◆ Task objective ◆
Could you write out every record below exactly, leaving out any pictures?

◆ Exercise inputs ◆
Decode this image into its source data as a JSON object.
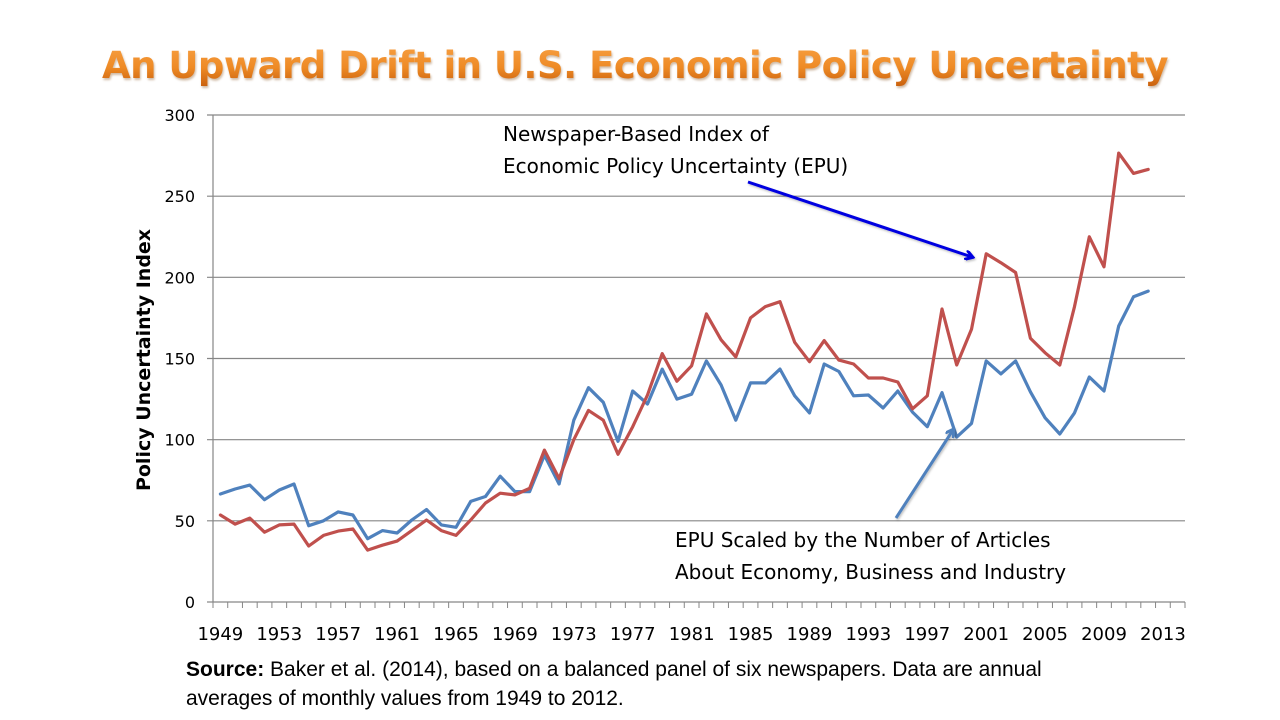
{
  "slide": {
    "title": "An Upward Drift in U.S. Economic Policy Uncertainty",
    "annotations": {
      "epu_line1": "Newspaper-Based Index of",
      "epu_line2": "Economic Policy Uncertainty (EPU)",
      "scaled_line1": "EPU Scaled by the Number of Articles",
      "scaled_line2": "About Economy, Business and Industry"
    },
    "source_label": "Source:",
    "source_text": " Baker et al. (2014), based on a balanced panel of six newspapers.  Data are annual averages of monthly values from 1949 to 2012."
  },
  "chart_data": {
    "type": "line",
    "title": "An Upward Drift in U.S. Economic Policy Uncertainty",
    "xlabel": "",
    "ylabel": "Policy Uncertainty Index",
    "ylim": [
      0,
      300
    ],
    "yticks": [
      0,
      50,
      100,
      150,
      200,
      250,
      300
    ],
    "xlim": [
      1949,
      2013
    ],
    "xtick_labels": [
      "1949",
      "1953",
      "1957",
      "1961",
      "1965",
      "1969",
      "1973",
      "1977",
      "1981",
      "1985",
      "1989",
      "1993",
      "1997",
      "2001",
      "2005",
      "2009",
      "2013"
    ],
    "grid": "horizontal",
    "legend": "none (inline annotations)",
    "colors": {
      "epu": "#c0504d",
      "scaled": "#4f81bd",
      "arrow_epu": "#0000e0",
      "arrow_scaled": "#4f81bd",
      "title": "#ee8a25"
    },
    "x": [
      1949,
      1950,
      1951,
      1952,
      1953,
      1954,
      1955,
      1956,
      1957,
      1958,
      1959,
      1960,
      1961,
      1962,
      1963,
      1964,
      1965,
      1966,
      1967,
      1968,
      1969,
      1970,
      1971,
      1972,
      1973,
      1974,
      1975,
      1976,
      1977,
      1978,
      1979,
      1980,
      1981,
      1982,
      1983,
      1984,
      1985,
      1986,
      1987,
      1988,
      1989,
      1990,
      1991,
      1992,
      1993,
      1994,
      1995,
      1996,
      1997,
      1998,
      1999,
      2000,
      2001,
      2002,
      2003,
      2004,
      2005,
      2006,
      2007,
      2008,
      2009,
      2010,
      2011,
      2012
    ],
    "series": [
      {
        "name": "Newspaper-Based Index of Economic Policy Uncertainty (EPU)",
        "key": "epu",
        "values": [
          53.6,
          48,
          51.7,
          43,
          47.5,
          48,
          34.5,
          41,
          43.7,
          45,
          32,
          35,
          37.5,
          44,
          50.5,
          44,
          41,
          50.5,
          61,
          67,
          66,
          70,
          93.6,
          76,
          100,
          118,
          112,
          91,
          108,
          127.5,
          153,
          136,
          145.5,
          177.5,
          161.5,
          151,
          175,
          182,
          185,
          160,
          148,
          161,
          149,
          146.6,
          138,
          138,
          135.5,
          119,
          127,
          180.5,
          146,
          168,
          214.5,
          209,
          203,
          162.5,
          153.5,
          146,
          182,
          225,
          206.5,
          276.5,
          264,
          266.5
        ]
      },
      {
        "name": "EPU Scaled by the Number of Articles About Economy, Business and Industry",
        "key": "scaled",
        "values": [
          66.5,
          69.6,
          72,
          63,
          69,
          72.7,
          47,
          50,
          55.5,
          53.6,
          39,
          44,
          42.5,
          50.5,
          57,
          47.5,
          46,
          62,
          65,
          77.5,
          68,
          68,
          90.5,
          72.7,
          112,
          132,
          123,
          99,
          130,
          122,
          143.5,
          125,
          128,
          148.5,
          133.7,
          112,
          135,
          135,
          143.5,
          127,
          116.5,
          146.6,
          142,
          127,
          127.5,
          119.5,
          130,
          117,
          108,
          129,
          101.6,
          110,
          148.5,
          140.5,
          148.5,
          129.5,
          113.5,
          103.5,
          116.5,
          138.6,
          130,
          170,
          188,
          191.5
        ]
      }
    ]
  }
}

◆ Complete output ◆
Decode this image into its source data as a JSON object.
{
  "slide": {
    "title": "An Upward Drift in U.S. Economic Policy Uncertainty",
    "annotations": {
      "epu_line1": "Newspaper-Based Index of",
      "epu_line2": "Economic Policy Uncertainty (EPU)",
      "scaled_line1": "EPU Scaled by the Number of Articles",
      "scaled_line2": "About Economy, Business and Industry"
    },
    "source_label": "Source:",
    "source_text": " Baker et al. (2014), based on a balanced panel of six newspapers.  Data are annual averages of monthly values from 1949 to 2012."
  },
  "chart_data": {
    "type": "line",
    "title": "An Upward Drift in U.S. Economic Policy Uncertainty",
    "xlabel": "",
    "ylabel": "Policy Uncertainty Index",
    "ylim": [
      0,
      300
    ],
    "yticks": [
      0,
      50,
      100,
      150,
      200,
      250,
      300
    ],
    "xlim": [
      1949,
      2013
    ],
    "xtick_labels": [
      "1949",
      "1953",
      "1957",
      "1961",
      "1965",
      "1969",
      "1973",
      "1977",
      "1981",
      "1985",
      "1989",
      "1993",
      "1997",
      "2001",
      "2005",
      "2009",
      "2013"
    ],
    "grid": "horizontal",
    "legend": "none (inline annotations)",
    "colors": {
      "epu": "#c0504d",
      "scaled": "#4f81bd",
      "arrow_epu": "#0000e0",
      "arrow_scaled": "#4f81bd",
      "title": "#ee8a25"
    },
    "x": [
      1949,
      1950,
      1951,
      1952,
      1953,
      1954,
      1955,
      1956,
      1957,
      1958,
      1959,
      1960,
      1961,
      1962,
      1963,
      1964,
      1965,
      1966,
      1967,
      1968,
      1969,
      1970,
      1971,
      1972,
      1973,
      1974,
      1975,
      1976,
      1977,
      1978,
      1979,
      1980,
      1981,
      1982,
      1983,
      1984,
      1985,
      1986,
      1987,
      1988,
      1989,
      1990,
      1991,
      1992,
      1993,
      1994,
      1995,
      1996,
      1997,
      1998,
      1999,
      2000,
      2001,
      2002,
      2003,
      2004,
      2005,
      2006,
      2007,
      2008,
      2009,
      2010,
      2011,
      2012
    ],
    "series": [
      {
        "name": "Newspaper-Based Index of Economic Policy Uncertainty (EPU)",
        "key": "epu",
        "values": [
          53.6,
          48,
          51.7,
          43,
          47.5,
          48,
          34.5,
          41,
          43.7,
          45,
          32,
          35,
          37.5,
          44,
          50.5,
          44,
          41,
          50.5,
          61,
          67,
          66,
          70,
          93.6,
          76,
          100,
          118,
          112,
          91,
          108,
          127.5,
          153,
          136,
          145.5,
          177.5,
          161.5,
          151,
          175,
          182,
          185,
          160,
          148,
          161,
          149,
          146.6,
          138,
          138,
          135.5,
          119,
          127,
          180.5,
          146,
          168,
          214.5,
          209,
          203,
          162.5,
          153.5,
          146,
          182,
          225,
          206.5,
          276.5,
          264,
          266.5
        ]
      },
      {
        "name": "EPU Scaled by the Number of Articles About Economy, Business and Industry",
        "key": "scaled",
        "values": [
          66.5,
          69.6,
          72,
          63,
          69,
          72.7,
          47,
          50,
          55.5,
          53.6,
          39,
          44,
          42.5,
          50.5,
          57,
          47.5,
          46,
          62,
          65,
          77.5,
          68,
          68,
          90.5,
          72.7,
          112,
          132,
          123,
          99,
          130,
          122,
          143.5,
          125,
          128,
          148.5,
          133.7,
          112,
          135,
          135,
          143.5,
          127,
          116.5,
          146.6,
          142,
          127,
          127.5,
          119.5,
          130,
          117,
          108,
          129,
          101.6,
          110,
          148.5,
          140.5,
          148.5,
          129.5,
          113.5,
          103.5,
          116.5,
          138.6,
          130,
          170,
          188,
          191.5
        ]
      }
    ]
  }
}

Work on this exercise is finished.